═════ Information given ═════

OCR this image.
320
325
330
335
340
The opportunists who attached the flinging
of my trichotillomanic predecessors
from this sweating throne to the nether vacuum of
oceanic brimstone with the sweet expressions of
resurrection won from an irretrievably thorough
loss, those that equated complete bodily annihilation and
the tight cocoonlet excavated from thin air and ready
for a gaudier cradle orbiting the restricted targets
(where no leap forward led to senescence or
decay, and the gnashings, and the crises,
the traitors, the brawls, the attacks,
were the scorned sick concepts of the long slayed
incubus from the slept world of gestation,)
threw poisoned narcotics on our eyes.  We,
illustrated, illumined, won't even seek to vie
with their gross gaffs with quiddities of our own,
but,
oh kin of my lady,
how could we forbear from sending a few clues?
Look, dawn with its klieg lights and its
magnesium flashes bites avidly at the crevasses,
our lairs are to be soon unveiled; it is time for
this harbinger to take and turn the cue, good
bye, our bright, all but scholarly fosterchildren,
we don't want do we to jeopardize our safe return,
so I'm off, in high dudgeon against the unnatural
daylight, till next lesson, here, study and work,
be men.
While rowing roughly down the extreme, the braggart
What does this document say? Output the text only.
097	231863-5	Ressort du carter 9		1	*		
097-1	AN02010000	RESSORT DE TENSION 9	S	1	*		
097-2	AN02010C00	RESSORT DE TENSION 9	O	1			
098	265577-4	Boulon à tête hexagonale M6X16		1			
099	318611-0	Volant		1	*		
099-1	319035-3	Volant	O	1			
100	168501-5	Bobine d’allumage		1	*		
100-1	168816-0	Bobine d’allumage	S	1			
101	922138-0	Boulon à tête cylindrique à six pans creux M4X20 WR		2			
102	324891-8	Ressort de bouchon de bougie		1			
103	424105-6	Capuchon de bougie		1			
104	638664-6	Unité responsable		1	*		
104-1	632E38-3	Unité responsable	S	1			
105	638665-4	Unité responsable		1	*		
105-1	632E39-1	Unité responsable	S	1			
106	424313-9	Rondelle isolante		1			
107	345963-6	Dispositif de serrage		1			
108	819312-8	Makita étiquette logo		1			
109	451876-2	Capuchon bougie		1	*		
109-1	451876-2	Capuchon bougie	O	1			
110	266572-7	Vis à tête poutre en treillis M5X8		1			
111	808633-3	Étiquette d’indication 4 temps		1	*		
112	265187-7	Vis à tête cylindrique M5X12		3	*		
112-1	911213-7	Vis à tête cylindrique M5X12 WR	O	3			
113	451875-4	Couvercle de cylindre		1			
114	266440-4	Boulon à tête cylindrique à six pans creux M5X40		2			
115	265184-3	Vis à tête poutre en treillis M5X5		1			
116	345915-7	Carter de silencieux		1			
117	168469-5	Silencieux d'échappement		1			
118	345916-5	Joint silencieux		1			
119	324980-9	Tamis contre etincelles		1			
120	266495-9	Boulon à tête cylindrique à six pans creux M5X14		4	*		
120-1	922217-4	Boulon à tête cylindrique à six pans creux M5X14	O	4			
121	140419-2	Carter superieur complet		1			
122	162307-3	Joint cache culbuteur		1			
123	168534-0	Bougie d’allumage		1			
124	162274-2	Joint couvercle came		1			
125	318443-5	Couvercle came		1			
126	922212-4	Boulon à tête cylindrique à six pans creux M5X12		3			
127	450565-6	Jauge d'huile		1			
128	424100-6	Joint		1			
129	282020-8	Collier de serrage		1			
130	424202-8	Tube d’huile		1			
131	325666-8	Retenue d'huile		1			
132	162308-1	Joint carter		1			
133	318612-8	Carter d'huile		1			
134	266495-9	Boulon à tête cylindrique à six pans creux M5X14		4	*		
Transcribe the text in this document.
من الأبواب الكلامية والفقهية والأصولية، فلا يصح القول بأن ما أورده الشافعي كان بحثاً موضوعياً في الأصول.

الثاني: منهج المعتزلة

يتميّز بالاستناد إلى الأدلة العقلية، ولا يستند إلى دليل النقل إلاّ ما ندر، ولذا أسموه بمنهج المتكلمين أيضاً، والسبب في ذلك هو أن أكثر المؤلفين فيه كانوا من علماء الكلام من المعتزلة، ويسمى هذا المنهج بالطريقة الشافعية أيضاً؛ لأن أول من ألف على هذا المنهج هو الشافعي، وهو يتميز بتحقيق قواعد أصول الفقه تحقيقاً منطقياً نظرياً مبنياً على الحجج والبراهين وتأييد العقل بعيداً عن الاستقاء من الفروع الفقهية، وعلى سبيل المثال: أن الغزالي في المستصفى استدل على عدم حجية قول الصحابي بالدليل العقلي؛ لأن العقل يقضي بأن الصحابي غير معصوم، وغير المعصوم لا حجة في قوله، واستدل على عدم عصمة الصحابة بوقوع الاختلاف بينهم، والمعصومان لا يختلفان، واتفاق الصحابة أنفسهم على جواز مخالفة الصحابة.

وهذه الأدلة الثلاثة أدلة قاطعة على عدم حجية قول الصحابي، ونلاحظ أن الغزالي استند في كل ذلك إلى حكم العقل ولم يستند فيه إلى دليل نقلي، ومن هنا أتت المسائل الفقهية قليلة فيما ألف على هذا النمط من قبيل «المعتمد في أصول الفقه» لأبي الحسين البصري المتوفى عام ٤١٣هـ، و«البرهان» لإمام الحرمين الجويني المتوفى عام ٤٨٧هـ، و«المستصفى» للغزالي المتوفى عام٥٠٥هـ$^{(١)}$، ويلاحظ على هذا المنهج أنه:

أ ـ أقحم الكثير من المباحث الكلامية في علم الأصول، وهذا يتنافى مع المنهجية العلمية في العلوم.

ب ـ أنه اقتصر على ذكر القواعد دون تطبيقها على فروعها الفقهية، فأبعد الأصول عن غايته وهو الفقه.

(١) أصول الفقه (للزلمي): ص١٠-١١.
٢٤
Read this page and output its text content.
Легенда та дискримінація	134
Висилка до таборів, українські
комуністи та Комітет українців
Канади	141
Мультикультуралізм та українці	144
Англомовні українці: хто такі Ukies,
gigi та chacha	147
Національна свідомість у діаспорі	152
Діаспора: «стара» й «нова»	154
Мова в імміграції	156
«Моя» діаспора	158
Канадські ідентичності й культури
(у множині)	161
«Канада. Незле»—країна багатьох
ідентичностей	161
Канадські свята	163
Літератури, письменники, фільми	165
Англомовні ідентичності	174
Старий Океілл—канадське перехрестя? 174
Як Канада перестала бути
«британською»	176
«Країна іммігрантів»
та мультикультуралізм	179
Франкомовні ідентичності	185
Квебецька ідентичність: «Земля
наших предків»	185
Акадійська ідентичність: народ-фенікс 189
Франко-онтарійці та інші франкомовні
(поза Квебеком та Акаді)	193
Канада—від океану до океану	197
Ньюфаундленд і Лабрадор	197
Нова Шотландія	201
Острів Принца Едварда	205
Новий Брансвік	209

═════

- Directions for this task
Repeat every entry exactly, please.

- Result of this task
OCR this image.
320
325
330
335
340
The opportunists who attached the flinging
of my trichotillomanic predecessors
from this sweating throne to the nether vacuum of
oceanic brimstone with the sweet expressions of
resurrection won from an irretrievably thorough
loss, those that equated complete bodily annihilation and
the tight cocoonlet excavated from thin air and ready
for a gaudier cradle orbiting the restricted targets
(where no leap forward led to senescence or
decay, and the gnashings, and the crises,
the traitors, the brawls, the attacks,
were the scorned sick concepts of the long slayed
incubus from the slept world of gestation,)
threw poisoned narcotics on our eyes.  We,
illustrated, illumined, won't even seek to vie
with their gross gaffs with quiddities of our own,
but,
oh kin of my lady,
how could we forbear from sending a few clues?
Look, dawn with its klieg lights and its
magnesium flashes bites avidly at the crevasses,
our lairs are to be soon unveiled; it is time for
this harbinger to take and turn the cue, good
bye, our bright, all but scholarly fosterchildren,
we don't want do we to jeopardize our safe return,
so I'm off, in high dudgeon against the unnatural
daylight, till next lesson, here, study and work,
be men.
While rowing roughly down the extreme, the braggart
What does this document say? Output the text only.
097	231863-5	Ressort du carter 9		1	*		
097-1	AN02010000	RESSORT DE TENSION 9	S	1	*		
097-2	AN02010C00	RESSORT DE TENSION 9	O	1			
098	265577-4	Boulon à tête hexagonale M6X16		1			
099	318611-0	Volant		1	*		
099-1	319035-3	Volant	O	1			
100	168501-5	Bobine d’allumage		1	*		
100-1	168816-0	Bobine d’allumage	S	1			
101	922138-0	Boulon à tête cylindrique à six pans creux M4X20 WR		2			
102	324891-8	Ressort de bouchon de bougie		1			
103	424105-6	Capuchon de bougie		1			
104	638664-6	Unité responsable		1	*		
104-1	632E38-3	Unité responsable	S	1			
105	638665-4	Unité responsable		1	*		
105-1	632E39-1	Unité responsable	S	1			
106	424313-9	Rondelle isolante		1			
107	345963-6	Dispositif de serrage		1			
108	819312-8	Makita étiquette logo		1			
109	451876-2	Capuchon bougie		1	*		
109-1	451876-2	Capuchon bougie	O	1			
110	266572-7	Vis à tête poutre en treillis M5X8		1			
111	808633-3	Étiquette d’indication 4 temps		1	*		
112	265187-7	Vis à tête cylindrique M5X12		3	*		
112-1	911213-7	Vis à tête cylindrique M5X12 WR	O	3			
113	451875-4	Couvercle de cylindre		1			
114	266440-4	Boulon à tête cylindrique à six pans creux M5X40		2			
115	265184-3	Vis à tête poutre en treillis M5X5		1			
116	345915-7	Carter de silencieux		1			
117	168469-5	Silencieux d'échappement		1			
118	345916-5	Joint silencieux		1			
119	324980-9	Tamis contre etincelles		1			
120	266495-9	Boulon à tête cylindrique à six pans creux M5X14		4	*		
120-1	922217-4	Boulon à tête cylindrique à six pans creux M5X14	O	4			
121	140419-2	Carter superieur complet		1			
122	162307-3	Joint cache culbuteur		1			
123	168534-0	Bougie d’allumage		1			
124	162274-2	Joint couvercle came		1			
125	318443-5	Couvercle came		1			
126	922212-4	Boulon à tête cylindrique à six pans creux M5X12		3			
127	450565-6	Jauge d'huile		1			
128	424100-6	Joint		1			
129	282020-8	Collier de serrage		1			
130	424202-8	Tube d’huile		1			
131	325666-8	Retenue d'huile		1			
132	162308-1	Joint carter		1			
133	318612-8	Carter d'huile		1			
134	266495-9	Boulon à tête cylindrique à six pans creux M5X14		4	*		
Transcribe the text in this document.
من الأبواب الكلامية والفقهية والأصولية، فلا يصح القول بأن ما أورده الشافعي كان بحثاً موضوعياً في الأصول.

الثاني: منهج المعتزلة

يتميّز بالاستناد إلى الأدلة العقلية، ولا يستند إلى دليل النقل إلاّ ما ندر، ولذا أسموه بمنهج المتكلمين أيضاً، والسبب في ذلك هو أن أكثر المؤلفين فيه كانوا من علماء الكلام من المعتزلة، ويسمى هذا المنهج بالطريقة الشافعية أيضاً؛ لأن أول من ألف على هذا المنهج هو الشافعي، وهو يتميز بتحقيق قواعد أصول الفقه تحقيقاً منطقياً نظرياً مبنياً على الحجج والبراهين وتأييد العقل بعيداً عن الاستقاء من الفروع الفقهية، وعلى سبيل المثال: أن الغزالي في المستصفى استدل على عدم حجية قول الصحابي بالدليل العقلي؛ لأن العقل يقضي بأن الصحابي غير معصوم، وغير المعصوم لا حجة في قوله، واستدل على عدم عصمة الصحابة بوقوع الاختلاف بينهم، والمعصومان لا يختلفان، واتفاق الصحابة أنفسهم على جواز مخالفة الصحابة.

وهذه الأدلة الثلاثة أدلة قاطعة على عدم حجية قول الصحابي، ونلاحظ أن الغزالي استند في كل ذلك إلى حكم العقل ولم يستند فيه إلى دليل نقلي، ومن هنا أتت المسائل الفقهية قليلة فيما ألف على هذا النمط من قبيل «المعتمد في أصول الفقه» لأبي الحسين البصري المتوفى عام ٤١٣هـ، و«البرهان» لإمام الحرمين الجويني المتوفى عام ٤٨٧هـ، و«المستصفى» للغزالي المتوفى عام٥٠٥هـ$^{(١)}$، ويلاحظ على هذا المنهج أنه:

أ ـ أقحم الكثير من المباحث الكلامية في علم الأصول، وهذا يتنافى مع المنهجية العلمية في العلوم.

ب ـ أنه اقتصر على ذكر القواعد دون تطبيقها على فروعها الفقهية، فأبعد الأصول عن غايته وهو الفقه.

(١) أصول الفقه (للزلمي): ص١٠-١١.
٢٤
Read this page and output its text content.
Легенда та дискримінація	134
Висилка до таборів, українські
комуністи та Комітет українців
Канади	141
Мультикультуралізм та українці	144
Англомовні українці: хто такі Ukies,
gigi та chacha	147
Національна свідомість у діаспорі	152
Діаспора: «стара» й «нова»	154
Мова в імміграції	156
«Моя» діаспора	158
Канадські ідентичності й культури
(у множині)	161
«Канада. Незле»—країна багатьох
ідентичностей	161
Канадські свята	163
Літератури, письменники, фільми	165
Англомовні ідентичності	174
Старий Океілл—канадське перехрестя? 174
Як Канада перестала бути
«британською»	176
«Країна іммігрантів»
та мультикультуралізм	179
Франкомовні ідентичності	185
Квебецька ідентичність: «Земля
наших предків»	185
Акадійська ідентичність: народ-фенікс 189
Франко-онтарійці та інші франкомовні
(поза Квебеком та Акаді)	193
Канада—від океану до океану	197
Ньюфаундленд і Лабрадор	197
Нова Шотландія	201
Острів Принца Едварда	205
Новий Брансвік	209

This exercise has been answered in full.